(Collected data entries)
□ □ □ □ □ □ □
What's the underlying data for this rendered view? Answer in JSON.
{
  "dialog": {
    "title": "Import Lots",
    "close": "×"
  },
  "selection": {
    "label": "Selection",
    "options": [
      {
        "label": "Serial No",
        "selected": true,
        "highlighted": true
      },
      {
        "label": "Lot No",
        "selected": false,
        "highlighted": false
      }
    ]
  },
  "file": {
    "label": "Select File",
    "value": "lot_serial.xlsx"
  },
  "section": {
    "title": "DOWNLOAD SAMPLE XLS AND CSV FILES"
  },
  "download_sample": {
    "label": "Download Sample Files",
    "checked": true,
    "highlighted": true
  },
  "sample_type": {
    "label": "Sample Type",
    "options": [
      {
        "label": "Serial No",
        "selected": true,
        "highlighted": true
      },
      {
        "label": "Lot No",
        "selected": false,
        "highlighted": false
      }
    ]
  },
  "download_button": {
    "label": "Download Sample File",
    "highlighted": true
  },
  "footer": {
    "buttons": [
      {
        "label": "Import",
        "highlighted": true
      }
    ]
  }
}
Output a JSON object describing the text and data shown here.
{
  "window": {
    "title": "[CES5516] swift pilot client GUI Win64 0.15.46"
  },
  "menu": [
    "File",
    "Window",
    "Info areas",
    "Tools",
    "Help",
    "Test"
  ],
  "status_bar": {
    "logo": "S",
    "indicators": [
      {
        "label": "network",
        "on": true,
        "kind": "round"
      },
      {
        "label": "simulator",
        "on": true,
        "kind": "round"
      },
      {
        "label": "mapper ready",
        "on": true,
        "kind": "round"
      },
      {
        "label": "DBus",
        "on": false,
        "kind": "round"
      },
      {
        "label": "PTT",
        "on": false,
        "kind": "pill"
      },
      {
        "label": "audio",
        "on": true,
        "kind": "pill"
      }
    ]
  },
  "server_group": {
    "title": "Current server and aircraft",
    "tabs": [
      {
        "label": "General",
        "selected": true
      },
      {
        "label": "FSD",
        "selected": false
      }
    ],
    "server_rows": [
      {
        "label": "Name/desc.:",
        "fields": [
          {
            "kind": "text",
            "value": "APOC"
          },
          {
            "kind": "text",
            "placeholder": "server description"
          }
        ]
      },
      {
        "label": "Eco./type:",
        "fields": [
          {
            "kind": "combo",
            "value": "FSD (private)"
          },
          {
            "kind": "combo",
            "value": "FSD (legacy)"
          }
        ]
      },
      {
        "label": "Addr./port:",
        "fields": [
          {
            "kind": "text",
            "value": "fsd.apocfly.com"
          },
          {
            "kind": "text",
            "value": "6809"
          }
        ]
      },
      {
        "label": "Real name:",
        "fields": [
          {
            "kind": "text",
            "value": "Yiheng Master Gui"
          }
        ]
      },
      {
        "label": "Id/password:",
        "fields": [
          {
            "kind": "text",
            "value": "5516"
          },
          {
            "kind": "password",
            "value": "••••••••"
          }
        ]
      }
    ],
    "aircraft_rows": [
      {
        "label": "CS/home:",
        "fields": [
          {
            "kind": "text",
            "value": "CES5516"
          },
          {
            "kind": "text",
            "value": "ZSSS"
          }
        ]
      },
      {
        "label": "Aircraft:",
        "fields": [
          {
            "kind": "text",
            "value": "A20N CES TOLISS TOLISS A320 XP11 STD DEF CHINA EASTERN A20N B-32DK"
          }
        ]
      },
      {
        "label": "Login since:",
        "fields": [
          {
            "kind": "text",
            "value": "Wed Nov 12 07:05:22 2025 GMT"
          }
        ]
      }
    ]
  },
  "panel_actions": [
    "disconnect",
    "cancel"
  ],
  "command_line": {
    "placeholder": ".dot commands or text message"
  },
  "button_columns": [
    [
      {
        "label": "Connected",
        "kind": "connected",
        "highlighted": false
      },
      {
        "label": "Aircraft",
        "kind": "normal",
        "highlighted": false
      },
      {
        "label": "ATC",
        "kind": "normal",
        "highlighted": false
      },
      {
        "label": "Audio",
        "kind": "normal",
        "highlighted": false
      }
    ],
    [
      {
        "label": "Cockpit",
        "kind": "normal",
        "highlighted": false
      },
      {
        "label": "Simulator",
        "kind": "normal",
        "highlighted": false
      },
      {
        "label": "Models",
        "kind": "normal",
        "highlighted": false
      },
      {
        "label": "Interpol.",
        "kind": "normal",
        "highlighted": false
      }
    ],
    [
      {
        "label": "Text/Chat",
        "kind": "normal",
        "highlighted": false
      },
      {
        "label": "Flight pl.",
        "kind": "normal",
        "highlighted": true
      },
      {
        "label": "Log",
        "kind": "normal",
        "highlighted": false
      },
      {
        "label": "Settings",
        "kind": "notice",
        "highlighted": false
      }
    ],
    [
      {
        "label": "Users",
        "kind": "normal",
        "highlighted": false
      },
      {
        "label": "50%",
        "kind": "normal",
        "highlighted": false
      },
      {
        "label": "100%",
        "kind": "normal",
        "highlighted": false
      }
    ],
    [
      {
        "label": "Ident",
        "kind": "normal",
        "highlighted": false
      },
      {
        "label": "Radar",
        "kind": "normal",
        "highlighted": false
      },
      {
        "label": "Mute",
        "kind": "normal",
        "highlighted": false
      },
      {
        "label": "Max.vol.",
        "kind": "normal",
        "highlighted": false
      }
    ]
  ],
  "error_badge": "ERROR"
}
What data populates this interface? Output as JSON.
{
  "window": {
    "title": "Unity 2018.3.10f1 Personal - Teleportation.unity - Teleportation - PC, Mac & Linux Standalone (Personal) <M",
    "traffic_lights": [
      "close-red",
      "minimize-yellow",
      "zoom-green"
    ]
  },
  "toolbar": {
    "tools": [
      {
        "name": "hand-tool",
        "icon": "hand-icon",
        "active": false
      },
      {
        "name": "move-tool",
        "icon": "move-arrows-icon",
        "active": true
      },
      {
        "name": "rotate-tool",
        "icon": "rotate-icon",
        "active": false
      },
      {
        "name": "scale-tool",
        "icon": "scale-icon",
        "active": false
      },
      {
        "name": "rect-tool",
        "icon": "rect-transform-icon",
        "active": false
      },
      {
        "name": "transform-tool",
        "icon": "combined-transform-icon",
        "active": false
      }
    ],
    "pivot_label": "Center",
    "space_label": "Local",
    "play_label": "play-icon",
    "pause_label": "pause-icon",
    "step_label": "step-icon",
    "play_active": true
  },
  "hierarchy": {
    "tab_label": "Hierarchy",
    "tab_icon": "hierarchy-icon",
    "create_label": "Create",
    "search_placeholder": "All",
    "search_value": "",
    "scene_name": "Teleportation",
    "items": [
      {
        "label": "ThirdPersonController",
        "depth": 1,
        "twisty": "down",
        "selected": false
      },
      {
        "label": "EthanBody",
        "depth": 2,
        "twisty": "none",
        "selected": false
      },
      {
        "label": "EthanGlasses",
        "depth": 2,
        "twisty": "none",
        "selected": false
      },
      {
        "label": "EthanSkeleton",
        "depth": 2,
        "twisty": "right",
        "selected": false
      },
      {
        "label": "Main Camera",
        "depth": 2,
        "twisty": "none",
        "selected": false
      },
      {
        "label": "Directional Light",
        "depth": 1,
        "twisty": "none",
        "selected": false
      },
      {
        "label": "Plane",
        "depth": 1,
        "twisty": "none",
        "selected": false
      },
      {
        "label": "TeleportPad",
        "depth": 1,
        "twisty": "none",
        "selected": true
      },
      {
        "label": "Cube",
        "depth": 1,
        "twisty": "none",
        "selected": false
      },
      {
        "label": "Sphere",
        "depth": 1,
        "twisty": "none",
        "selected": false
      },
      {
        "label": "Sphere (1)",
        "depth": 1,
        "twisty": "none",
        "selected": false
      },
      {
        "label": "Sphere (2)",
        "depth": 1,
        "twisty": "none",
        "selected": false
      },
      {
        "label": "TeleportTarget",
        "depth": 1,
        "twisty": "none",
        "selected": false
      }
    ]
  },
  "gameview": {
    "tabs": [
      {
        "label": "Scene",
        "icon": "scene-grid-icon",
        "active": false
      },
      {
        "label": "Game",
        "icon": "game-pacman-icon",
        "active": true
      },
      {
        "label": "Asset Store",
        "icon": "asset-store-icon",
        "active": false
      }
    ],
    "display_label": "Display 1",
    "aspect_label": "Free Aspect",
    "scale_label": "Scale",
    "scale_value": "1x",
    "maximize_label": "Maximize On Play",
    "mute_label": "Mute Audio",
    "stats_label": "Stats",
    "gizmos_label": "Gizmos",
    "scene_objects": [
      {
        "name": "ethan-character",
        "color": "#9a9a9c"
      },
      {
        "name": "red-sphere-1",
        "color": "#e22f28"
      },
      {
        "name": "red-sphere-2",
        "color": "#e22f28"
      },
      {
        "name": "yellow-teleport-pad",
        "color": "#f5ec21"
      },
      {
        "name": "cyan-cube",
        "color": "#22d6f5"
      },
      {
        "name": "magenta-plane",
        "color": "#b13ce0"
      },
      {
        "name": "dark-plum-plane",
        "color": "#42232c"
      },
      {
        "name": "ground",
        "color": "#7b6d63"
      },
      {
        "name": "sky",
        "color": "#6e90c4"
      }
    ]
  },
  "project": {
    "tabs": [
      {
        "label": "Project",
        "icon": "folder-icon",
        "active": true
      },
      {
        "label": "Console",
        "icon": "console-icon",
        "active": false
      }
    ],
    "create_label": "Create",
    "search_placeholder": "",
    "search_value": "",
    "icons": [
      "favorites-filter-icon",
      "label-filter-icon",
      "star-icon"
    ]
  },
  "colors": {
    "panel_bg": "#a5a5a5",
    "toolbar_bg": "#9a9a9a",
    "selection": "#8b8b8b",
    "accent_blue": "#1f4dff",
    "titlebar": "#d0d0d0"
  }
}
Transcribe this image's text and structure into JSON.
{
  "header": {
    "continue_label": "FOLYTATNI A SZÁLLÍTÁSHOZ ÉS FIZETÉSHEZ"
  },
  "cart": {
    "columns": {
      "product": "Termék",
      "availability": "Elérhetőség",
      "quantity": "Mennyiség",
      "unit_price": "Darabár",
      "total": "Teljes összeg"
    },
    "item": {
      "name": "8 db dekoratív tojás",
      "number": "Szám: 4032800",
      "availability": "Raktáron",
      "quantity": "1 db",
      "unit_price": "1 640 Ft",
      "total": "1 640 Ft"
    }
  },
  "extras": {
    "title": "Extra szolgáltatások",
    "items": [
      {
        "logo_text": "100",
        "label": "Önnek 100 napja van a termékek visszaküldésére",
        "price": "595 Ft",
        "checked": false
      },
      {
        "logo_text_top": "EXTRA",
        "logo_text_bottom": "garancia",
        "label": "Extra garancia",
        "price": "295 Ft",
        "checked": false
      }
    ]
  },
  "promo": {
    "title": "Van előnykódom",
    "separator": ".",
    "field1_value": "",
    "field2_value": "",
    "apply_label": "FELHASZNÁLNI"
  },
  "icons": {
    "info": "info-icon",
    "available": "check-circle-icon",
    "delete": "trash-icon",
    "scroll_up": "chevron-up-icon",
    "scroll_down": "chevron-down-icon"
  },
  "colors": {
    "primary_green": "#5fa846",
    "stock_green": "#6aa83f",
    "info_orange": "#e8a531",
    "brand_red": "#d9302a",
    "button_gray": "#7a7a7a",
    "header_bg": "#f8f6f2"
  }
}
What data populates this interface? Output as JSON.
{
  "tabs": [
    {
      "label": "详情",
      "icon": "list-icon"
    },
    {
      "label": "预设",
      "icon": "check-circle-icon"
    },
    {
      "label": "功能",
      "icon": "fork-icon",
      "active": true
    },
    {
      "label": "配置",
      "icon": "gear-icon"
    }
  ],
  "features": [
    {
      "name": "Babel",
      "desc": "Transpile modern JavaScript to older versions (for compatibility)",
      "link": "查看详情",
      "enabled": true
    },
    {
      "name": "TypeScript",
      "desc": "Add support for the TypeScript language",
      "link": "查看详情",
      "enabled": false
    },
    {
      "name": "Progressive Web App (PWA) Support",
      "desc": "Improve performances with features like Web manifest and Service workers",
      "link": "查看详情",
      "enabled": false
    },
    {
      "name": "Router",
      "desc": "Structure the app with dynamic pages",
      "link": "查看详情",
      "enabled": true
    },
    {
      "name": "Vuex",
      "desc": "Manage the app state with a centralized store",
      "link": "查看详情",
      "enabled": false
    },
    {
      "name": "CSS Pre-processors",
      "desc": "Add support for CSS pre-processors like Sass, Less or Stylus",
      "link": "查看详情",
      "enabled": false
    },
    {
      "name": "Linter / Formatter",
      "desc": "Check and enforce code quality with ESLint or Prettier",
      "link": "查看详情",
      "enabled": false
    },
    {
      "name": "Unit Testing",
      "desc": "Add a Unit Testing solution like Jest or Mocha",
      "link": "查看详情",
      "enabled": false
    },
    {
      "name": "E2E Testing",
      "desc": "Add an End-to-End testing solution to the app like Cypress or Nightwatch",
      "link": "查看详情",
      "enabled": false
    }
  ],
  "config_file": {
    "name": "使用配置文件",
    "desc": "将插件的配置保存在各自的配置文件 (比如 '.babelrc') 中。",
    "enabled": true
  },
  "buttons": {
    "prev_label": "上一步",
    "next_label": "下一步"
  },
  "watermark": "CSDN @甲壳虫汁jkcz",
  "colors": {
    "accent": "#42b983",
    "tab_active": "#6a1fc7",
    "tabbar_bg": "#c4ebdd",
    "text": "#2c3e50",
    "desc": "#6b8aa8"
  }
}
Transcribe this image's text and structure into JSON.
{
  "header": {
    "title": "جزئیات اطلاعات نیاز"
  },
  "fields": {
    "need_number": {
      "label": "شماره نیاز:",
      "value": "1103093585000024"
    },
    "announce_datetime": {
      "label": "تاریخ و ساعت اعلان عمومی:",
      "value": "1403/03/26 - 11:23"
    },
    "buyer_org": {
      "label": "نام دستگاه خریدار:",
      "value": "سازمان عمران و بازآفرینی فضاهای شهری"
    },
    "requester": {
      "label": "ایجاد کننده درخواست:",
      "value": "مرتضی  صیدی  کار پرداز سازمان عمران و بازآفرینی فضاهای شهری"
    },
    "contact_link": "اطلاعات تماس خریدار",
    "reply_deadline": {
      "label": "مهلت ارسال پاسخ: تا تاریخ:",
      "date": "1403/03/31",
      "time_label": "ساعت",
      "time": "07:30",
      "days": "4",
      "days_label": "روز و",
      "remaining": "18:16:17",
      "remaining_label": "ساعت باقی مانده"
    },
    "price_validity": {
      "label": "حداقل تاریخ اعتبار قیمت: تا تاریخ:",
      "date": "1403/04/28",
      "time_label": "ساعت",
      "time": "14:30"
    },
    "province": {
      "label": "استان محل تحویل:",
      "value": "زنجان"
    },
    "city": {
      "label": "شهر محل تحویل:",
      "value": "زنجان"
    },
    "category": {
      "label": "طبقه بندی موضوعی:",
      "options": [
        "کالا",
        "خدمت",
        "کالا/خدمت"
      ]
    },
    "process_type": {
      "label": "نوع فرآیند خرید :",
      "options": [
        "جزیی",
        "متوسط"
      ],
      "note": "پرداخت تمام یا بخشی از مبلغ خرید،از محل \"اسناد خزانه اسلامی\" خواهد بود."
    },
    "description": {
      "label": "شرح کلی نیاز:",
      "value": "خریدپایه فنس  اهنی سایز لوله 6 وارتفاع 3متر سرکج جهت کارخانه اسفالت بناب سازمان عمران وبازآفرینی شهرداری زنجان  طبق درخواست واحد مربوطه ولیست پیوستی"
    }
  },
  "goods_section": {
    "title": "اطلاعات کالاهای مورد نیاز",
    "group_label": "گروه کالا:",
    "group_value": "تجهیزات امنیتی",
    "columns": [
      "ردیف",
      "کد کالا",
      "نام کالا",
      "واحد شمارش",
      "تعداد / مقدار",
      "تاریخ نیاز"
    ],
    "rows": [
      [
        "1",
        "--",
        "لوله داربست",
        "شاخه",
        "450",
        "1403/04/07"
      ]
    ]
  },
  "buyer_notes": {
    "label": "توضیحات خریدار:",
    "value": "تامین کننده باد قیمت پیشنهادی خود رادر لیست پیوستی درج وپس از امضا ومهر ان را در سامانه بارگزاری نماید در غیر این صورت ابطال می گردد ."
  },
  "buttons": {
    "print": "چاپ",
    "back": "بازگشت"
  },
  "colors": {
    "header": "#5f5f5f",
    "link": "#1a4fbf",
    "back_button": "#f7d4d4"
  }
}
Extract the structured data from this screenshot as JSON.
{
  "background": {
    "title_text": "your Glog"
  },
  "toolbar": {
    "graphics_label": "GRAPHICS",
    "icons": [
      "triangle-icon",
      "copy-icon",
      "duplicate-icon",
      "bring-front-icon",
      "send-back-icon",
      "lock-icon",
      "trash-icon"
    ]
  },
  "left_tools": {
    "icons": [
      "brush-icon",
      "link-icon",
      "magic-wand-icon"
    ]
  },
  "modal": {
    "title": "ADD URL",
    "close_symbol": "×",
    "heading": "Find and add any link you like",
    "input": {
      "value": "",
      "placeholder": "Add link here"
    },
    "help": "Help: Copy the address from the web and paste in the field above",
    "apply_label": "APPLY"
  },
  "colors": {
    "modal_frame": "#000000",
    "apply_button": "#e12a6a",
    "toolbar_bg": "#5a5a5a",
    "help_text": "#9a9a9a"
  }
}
□ □ □ □ □ □ □
EXERCISE PROMPT: Show all lines from the listing above in which "Teleportation" appears.

OUTPUT FOR THIS TASK:
    "title": "Unity 2018.3.10f1 Personal - Teleportation.unity - Teleportation - PC, Mac & Linux Standalone (Personal) <M",
    "scene_name": "Teleportation",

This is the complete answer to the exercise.